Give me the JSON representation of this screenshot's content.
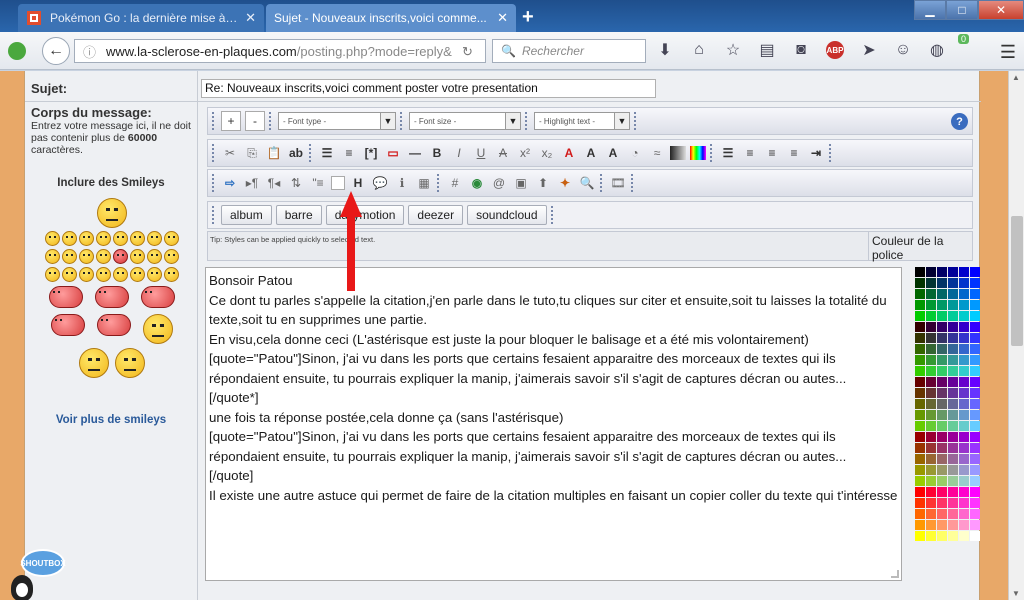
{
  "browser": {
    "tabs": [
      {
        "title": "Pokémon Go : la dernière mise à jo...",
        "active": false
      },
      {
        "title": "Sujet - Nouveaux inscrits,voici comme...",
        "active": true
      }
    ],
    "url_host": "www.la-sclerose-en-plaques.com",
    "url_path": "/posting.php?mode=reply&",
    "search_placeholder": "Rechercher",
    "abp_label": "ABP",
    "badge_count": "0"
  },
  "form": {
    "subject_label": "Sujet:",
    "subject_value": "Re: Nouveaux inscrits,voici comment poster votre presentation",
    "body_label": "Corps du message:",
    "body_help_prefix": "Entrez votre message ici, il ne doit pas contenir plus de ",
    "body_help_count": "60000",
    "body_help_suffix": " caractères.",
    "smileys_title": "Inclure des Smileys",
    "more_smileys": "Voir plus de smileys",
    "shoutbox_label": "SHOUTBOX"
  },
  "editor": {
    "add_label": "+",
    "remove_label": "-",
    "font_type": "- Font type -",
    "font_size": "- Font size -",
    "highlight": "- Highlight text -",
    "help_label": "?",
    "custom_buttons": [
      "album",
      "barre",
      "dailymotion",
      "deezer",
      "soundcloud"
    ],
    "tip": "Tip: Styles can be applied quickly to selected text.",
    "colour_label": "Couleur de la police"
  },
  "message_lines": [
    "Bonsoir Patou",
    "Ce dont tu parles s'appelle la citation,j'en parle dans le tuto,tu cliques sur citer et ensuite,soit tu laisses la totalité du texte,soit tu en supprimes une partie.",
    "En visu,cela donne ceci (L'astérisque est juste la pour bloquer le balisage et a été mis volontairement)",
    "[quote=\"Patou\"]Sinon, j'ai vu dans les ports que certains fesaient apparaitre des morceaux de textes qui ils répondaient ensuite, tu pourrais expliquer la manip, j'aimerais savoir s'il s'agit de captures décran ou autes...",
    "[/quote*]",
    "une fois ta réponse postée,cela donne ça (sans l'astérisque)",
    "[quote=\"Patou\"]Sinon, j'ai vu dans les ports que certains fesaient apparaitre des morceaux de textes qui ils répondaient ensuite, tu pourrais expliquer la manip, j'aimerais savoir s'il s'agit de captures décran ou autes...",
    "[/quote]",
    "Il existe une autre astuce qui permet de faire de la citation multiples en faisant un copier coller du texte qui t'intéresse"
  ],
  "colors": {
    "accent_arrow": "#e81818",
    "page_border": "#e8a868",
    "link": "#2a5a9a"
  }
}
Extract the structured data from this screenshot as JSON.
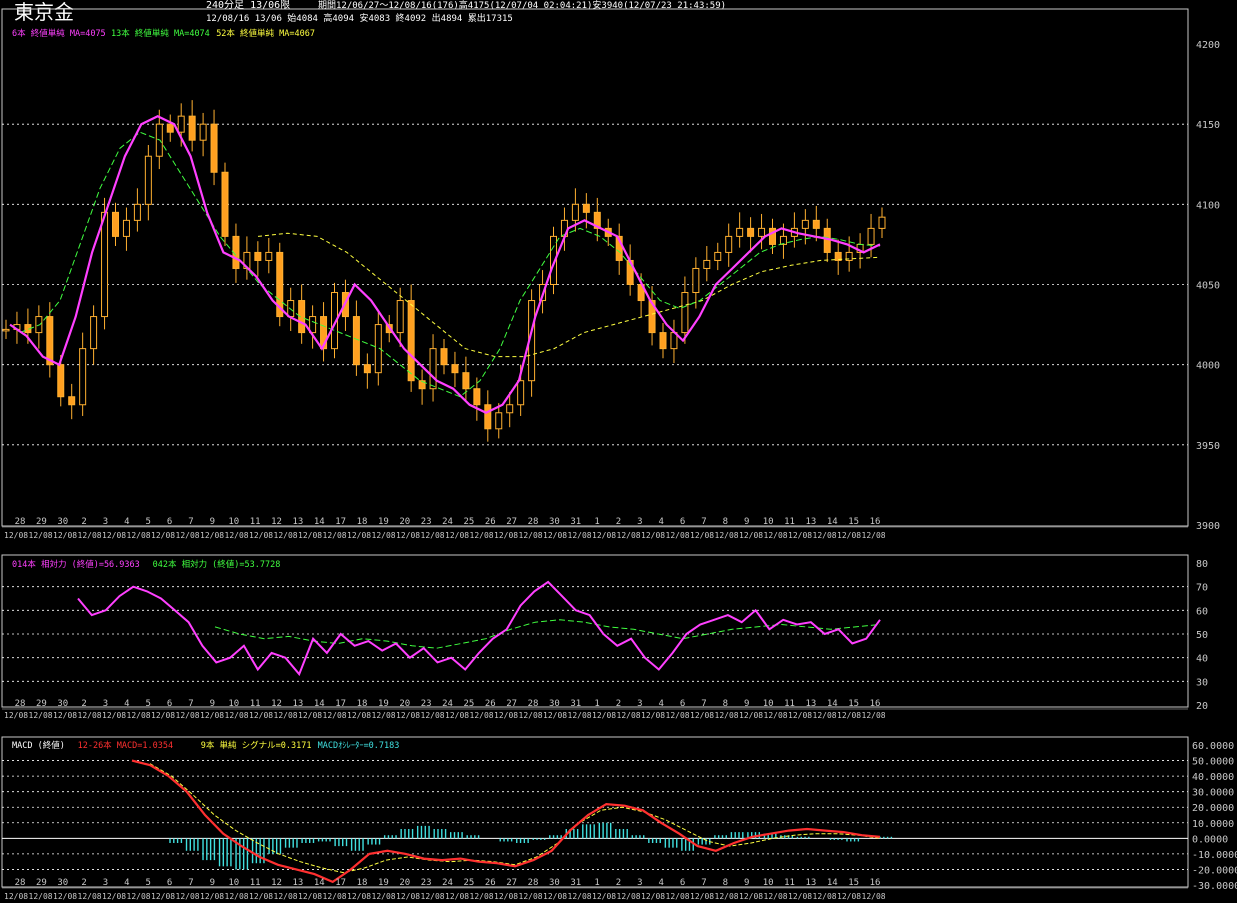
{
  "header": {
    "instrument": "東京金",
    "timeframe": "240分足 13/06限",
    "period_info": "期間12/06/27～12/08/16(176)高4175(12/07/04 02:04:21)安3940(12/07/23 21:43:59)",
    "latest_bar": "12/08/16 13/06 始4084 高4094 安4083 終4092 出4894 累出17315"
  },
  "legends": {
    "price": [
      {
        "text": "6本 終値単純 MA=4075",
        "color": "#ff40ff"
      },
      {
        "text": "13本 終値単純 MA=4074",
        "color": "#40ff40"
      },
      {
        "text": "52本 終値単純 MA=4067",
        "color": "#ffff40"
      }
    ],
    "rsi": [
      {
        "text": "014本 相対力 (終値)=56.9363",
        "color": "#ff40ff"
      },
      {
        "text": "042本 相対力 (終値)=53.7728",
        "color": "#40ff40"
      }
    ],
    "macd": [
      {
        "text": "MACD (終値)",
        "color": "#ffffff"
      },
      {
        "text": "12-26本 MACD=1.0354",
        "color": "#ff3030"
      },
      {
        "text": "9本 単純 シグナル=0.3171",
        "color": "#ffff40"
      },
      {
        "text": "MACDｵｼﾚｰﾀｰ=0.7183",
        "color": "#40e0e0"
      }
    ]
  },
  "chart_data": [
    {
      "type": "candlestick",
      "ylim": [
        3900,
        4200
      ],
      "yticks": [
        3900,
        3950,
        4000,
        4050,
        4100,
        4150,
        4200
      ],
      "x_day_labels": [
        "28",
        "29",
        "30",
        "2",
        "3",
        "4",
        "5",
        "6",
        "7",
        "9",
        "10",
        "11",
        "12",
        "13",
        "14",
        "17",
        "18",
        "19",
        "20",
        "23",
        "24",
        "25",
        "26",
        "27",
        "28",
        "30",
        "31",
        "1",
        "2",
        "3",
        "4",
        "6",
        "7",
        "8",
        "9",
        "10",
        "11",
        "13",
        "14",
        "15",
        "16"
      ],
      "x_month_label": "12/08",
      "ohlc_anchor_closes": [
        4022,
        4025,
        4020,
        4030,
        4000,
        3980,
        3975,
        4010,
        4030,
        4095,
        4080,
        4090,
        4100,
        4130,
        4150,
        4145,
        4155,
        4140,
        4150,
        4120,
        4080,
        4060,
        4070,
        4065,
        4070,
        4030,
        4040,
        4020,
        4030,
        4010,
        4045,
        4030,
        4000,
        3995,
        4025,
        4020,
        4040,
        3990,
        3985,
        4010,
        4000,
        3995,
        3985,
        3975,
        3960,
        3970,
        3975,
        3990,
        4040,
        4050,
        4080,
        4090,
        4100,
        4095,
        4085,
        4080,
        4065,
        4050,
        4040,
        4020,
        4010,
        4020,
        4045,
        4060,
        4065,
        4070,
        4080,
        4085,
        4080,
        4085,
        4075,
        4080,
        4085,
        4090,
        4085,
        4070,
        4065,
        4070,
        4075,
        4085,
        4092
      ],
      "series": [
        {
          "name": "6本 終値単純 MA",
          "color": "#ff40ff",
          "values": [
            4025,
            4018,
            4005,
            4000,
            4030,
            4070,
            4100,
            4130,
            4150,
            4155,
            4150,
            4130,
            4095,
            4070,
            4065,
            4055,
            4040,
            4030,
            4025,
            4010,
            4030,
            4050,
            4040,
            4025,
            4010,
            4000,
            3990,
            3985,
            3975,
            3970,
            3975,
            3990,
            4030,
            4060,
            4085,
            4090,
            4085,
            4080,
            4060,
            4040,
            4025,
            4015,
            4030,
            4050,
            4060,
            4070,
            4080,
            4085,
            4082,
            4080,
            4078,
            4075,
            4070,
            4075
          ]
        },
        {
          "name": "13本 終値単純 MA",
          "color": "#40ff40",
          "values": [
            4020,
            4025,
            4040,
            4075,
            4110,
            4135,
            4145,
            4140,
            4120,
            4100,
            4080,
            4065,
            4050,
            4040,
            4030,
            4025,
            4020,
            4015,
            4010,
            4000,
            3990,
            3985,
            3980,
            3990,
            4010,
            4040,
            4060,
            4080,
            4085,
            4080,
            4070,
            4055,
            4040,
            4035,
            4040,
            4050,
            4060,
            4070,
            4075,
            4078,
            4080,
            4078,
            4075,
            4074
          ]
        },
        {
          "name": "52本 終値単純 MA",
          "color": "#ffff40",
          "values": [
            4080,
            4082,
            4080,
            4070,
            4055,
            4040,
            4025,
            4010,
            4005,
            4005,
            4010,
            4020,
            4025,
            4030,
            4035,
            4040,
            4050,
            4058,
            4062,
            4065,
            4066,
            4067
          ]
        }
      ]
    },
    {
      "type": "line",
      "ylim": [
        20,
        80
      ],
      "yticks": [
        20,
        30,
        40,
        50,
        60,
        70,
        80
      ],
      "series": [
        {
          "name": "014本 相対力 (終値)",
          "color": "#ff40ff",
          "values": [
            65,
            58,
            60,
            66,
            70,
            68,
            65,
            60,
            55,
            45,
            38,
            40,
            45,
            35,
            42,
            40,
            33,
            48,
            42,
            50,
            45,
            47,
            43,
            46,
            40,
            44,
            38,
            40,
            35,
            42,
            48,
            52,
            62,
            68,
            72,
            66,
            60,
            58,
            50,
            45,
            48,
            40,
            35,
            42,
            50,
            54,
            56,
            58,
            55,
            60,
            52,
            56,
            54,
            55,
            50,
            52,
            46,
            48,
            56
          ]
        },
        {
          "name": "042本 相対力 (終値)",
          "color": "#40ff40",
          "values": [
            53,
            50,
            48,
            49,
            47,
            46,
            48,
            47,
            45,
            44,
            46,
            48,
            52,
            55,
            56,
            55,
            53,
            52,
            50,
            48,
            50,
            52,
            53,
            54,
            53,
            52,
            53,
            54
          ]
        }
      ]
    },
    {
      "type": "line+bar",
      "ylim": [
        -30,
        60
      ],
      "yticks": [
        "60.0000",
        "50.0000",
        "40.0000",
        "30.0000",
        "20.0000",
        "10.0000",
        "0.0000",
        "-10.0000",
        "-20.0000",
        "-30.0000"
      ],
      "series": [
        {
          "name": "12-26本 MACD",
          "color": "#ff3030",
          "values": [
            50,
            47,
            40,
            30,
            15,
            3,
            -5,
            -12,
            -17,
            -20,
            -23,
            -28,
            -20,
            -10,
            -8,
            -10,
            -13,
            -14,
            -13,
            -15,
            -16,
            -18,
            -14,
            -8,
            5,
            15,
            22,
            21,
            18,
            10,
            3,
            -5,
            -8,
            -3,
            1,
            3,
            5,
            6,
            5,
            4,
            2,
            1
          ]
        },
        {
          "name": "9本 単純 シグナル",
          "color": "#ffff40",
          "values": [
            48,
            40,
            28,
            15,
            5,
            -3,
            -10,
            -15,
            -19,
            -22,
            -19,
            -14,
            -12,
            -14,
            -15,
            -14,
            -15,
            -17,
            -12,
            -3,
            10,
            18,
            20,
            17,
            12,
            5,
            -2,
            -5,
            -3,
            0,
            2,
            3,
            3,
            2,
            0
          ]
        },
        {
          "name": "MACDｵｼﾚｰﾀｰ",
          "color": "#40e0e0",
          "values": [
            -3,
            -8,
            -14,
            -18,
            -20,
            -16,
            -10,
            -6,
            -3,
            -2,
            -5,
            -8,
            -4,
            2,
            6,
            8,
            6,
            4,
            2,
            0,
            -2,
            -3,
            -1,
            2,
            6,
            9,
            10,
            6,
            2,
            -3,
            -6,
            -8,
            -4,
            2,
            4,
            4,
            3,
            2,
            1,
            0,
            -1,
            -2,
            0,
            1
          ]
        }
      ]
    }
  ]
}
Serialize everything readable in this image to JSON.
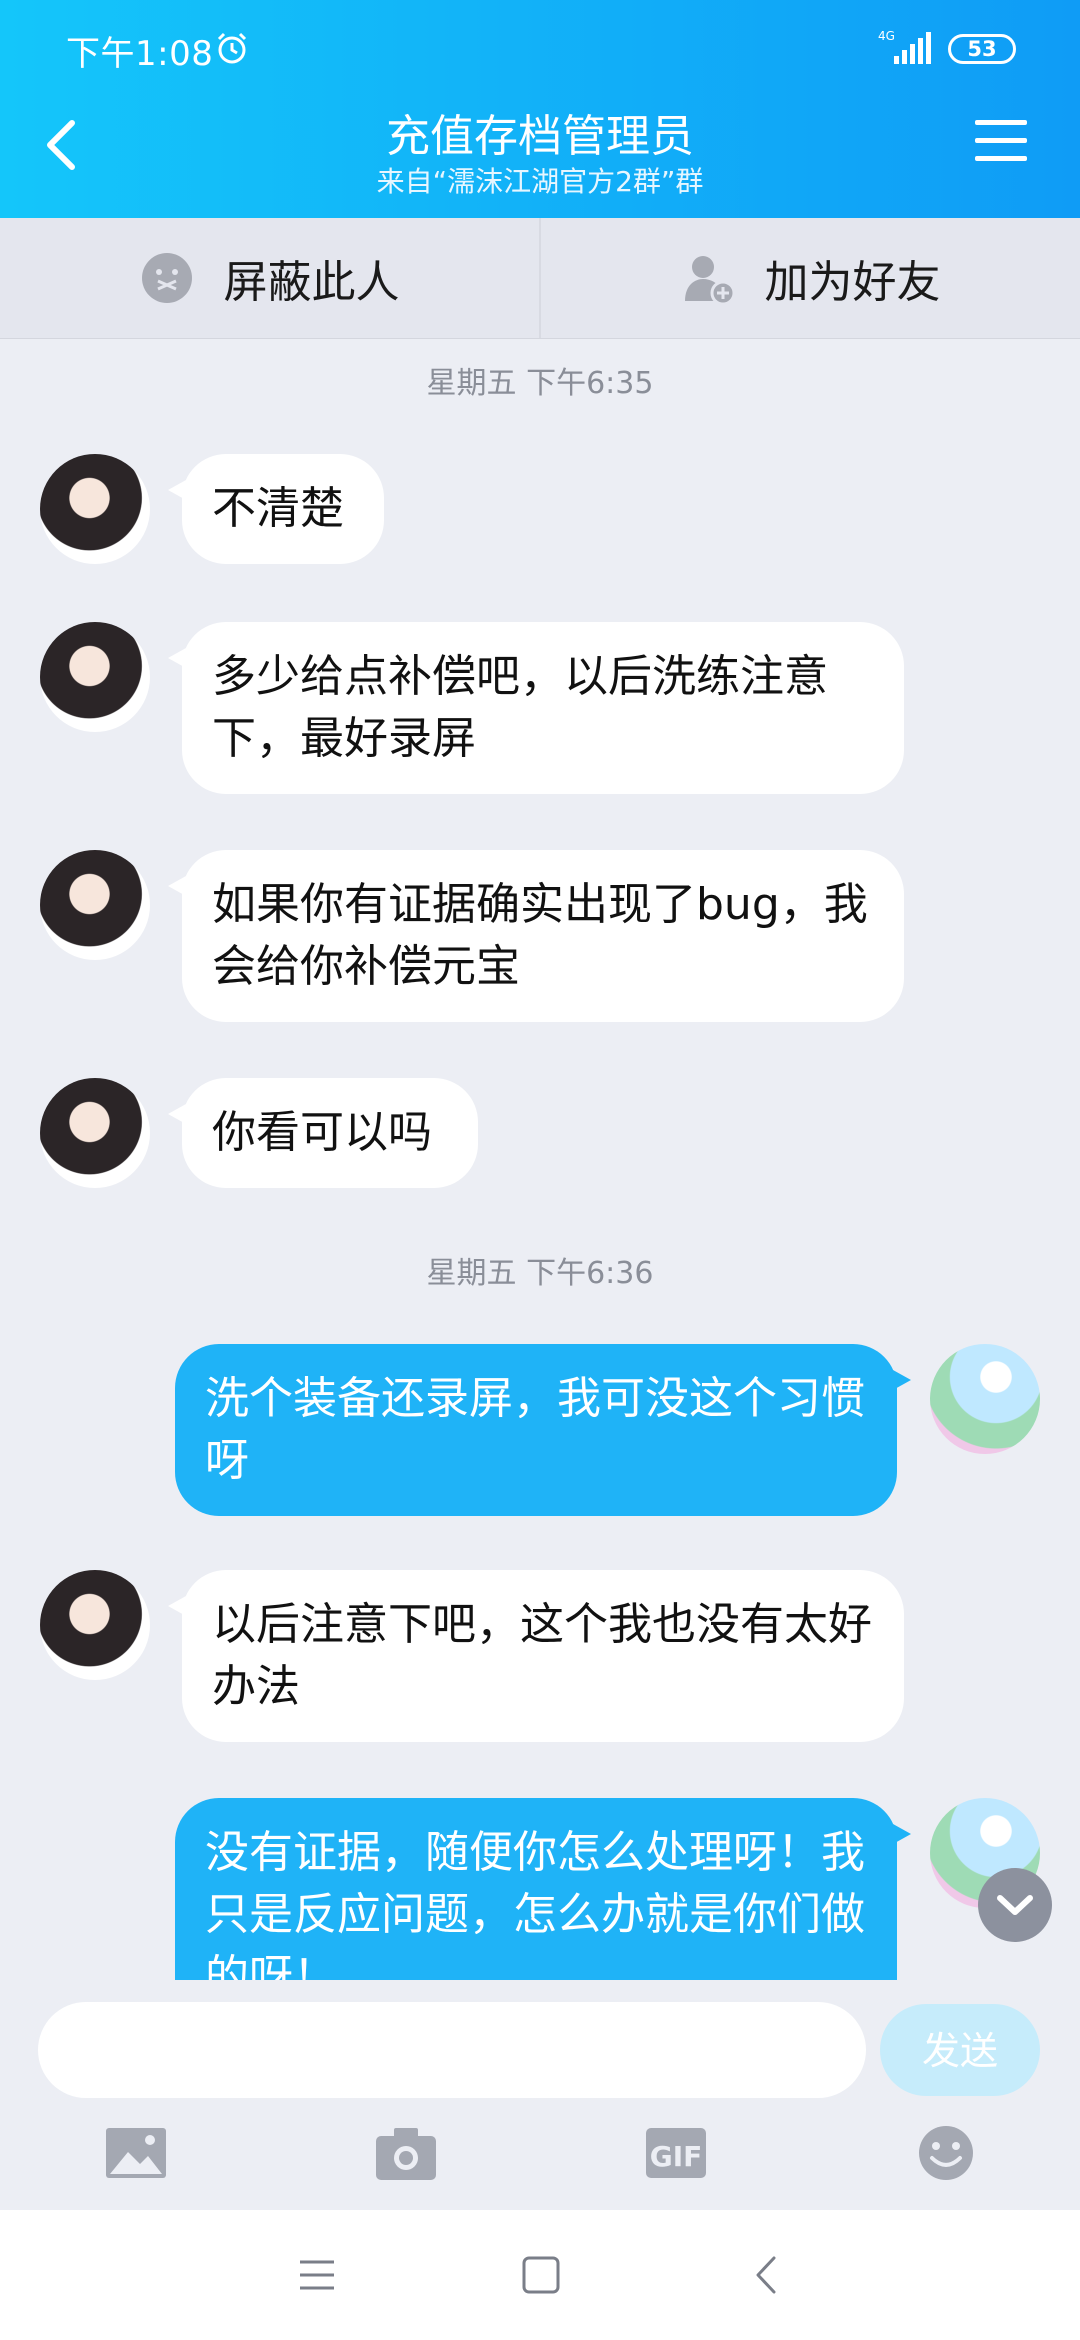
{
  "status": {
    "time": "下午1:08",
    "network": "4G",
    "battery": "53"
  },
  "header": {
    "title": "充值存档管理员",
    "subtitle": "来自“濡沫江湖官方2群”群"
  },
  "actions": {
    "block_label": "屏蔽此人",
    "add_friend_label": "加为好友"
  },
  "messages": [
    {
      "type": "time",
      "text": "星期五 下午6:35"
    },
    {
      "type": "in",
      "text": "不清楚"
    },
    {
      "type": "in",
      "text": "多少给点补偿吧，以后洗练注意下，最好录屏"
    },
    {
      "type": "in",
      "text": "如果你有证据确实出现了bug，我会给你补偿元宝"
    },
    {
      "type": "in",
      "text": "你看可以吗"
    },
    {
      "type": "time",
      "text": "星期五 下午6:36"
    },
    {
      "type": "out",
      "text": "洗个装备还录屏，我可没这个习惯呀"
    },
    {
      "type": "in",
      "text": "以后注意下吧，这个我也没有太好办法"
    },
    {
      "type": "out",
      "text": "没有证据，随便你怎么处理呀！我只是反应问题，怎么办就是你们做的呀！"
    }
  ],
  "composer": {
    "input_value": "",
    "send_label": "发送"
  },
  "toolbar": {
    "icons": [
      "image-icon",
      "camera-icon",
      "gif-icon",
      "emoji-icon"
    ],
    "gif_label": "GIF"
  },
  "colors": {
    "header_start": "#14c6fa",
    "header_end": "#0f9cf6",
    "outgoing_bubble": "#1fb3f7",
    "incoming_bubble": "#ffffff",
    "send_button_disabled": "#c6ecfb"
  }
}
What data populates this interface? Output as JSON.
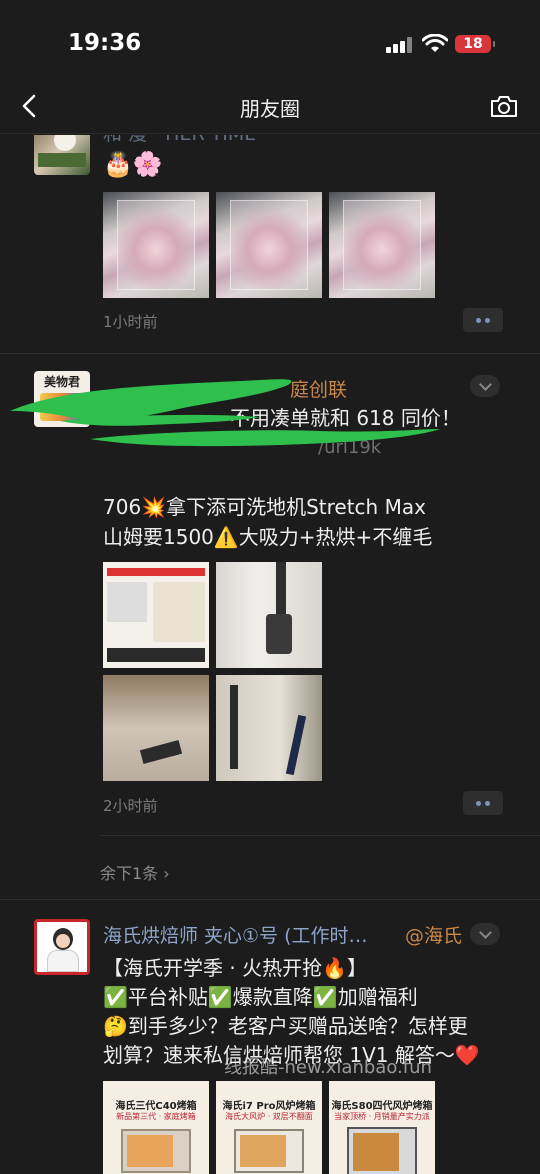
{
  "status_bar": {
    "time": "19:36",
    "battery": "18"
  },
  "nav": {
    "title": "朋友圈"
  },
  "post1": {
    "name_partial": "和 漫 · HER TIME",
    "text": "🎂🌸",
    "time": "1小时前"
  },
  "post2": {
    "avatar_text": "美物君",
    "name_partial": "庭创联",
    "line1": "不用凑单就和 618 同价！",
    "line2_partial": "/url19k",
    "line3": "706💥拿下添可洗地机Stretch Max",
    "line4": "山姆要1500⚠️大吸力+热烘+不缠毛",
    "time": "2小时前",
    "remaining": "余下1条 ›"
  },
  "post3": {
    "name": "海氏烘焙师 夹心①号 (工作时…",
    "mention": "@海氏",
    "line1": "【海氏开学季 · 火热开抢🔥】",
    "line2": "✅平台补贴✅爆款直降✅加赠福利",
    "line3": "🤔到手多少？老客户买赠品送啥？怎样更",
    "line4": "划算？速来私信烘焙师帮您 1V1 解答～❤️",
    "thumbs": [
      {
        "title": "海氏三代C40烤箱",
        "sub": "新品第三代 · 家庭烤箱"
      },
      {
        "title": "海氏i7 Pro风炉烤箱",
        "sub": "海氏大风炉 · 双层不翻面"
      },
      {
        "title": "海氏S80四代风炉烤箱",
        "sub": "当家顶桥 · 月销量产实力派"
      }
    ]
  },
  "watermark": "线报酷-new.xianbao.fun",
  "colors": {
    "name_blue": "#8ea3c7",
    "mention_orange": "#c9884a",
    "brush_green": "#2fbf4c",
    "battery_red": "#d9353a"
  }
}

What is expected ::
The word "quote" appears in how many lines of the data? Answer with only the number.

The completed task ::
4